## DESCRIPTION OF THE TASK
State how many lines hold the word "document", with no other words.
* Begin *
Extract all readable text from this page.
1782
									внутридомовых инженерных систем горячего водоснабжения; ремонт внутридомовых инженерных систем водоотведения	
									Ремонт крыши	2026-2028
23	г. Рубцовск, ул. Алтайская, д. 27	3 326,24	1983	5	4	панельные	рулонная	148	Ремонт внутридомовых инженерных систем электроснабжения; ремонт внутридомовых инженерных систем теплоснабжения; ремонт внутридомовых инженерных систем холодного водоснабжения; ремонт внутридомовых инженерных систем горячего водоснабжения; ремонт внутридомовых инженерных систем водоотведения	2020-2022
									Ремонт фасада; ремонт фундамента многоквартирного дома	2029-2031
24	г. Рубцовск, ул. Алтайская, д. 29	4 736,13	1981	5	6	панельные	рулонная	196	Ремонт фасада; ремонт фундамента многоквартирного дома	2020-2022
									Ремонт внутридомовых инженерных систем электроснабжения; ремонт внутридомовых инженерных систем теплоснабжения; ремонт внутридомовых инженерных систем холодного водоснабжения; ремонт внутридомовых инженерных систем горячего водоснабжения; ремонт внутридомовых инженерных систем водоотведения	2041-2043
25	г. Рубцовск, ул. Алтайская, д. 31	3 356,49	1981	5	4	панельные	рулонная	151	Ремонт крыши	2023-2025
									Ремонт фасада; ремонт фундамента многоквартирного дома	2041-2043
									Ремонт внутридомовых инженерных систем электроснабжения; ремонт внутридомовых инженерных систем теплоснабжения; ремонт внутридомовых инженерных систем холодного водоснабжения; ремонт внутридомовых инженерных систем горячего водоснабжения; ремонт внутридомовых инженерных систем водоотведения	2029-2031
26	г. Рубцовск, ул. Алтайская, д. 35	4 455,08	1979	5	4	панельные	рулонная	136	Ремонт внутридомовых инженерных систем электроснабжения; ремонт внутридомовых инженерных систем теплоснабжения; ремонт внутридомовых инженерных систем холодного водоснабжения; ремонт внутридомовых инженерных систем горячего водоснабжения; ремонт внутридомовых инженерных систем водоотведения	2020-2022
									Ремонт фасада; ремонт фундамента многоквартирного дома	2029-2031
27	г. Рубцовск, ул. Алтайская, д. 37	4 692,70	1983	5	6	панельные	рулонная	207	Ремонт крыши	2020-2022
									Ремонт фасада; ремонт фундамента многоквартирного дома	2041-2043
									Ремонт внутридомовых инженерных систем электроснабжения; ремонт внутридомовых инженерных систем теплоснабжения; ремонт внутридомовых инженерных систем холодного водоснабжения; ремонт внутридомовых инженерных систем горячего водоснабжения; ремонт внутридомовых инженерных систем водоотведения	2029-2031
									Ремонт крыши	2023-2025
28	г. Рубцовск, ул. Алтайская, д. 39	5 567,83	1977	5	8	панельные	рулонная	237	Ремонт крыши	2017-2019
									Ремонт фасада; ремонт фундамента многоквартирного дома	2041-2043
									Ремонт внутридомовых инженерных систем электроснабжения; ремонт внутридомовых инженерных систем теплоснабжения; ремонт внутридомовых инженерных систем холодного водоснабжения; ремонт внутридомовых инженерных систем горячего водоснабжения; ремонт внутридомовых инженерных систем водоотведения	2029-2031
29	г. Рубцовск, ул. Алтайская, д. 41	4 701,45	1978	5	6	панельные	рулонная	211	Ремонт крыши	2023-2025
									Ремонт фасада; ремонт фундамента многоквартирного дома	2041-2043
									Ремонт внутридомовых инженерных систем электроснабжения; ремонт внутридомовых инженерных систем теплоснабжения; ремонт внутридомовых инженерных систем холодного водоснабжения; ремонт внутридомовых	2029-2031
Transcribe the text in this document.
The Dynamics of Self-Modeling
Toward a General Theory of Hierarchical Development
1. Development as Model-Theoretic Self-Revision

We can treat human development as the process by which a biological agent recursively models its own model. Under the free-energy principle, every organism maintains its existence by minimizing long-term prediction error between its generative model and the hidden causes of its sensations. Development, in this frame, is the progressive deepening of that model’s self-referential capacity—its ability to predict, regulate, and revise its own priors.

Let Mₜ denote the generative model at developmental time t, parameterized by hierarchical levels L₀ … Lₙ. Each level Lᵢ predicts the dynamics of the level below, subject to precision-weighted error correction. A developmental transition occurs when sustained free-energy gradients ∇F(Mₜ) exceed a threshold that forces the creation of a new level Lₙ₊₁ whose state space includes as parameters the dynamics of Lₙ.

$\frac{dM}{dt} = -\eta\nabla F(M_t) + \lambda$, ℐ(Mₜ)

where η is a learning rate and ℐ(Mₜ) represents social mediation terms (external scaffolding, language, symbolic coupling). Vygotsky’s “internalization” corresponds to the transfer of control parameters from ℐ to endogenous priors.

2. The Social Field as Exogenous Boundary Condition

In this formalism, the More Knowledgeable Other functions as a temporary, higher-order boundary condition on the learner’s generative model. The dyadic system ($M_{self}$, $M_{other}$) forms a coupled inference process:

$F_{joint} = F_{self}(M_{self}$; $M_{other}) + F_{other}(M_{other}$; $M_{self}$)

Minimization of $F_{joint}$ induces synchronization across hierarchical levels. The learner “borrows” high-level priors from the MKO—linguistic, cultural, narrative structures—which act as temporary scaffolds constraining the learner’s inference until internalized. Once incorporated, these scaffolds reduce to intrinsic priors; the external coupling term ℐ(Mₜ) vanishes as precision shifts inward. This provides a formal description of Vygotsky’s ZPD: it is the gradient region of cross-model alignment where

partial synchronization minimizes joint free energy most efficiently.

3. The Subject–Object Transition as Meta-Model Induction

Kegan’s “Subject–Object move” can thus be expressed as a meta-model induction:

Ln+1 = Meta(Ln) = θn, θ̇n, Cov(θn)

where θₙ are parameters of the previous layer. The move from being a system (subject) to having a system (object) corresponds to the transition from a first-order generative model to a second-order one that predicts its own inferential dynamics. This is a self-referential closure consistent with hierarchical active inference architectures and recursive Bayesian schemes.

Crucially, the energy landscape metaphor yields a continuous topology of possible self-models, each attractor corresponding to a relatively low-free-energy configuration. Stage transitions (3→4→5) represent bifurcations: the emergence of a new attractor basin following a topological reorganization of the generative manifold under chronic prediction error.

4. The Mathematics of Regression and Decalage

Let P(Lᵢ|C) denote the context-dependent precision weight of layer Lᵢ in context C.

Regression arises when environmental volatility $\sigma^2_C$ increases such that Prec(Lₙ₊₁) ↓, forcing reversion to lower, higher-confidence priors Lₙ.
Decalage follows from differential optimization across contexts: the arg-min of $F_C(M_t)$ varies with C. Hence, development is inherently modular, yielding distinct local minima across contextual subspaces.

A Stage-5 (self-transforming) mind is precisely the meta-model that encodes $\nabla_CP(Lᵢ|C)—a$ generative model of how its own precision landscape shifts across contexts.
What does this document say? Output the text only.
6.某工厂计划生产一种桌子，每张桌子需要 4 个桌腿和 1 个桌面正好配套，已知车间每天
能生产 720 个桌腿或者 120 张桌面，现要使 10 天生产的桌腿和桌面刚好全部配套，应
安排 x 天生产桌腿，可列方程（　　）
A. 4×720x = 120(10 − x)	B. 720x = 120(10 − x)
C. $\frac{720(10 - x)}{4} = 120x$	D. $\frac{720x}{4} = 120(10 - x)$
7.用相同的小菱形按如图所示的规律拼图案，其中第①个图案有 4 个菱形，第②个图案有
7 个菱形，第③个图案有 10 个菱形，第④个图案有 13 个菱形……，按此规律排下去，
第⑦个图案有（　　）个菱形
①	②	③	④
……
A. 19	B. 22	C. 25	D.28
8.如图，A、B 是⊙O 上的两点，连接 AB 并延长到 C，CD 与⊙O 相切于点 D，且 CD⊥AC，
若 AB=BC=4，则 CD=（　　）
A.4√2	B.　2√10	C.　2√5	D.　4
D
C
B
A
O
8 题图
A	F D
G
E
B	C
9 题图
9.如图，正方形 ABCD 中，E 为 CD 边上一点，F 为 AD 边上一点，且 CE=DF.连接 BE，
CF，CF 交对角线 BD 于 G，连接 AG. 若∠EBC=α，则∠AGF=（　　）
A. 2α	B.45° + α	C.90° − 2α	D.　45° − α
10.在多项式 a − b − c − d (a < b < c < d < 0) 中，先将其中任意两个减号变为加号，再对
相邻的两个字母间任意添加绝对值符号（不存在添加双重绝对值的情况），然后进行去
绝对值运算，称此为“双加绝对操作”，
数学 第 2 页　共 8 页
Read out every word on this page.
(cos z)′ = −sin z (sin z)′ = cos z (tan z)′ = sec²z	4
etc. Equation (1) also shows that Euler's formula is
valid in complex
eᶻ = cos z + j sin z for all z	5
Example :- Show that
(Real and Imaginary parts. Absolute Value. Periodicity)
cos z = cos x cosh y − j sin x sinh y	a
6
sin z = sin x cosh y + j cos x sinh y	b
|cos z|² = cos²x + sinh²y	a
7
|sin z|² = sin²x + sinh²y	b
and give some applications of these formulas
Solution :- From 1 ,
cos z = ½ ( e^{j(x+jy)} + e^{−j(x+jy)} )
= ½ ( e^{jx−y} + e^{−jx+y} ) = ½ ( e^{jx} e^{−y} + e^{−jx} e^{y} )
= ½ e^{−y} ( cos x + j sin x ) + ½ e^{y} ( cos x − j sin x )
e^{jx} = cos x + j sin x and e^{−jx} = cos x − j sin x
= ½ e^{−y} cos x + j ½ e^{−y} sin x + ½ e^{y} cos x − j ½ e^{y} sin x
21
* End *
## EXERCISE OUTPUT
2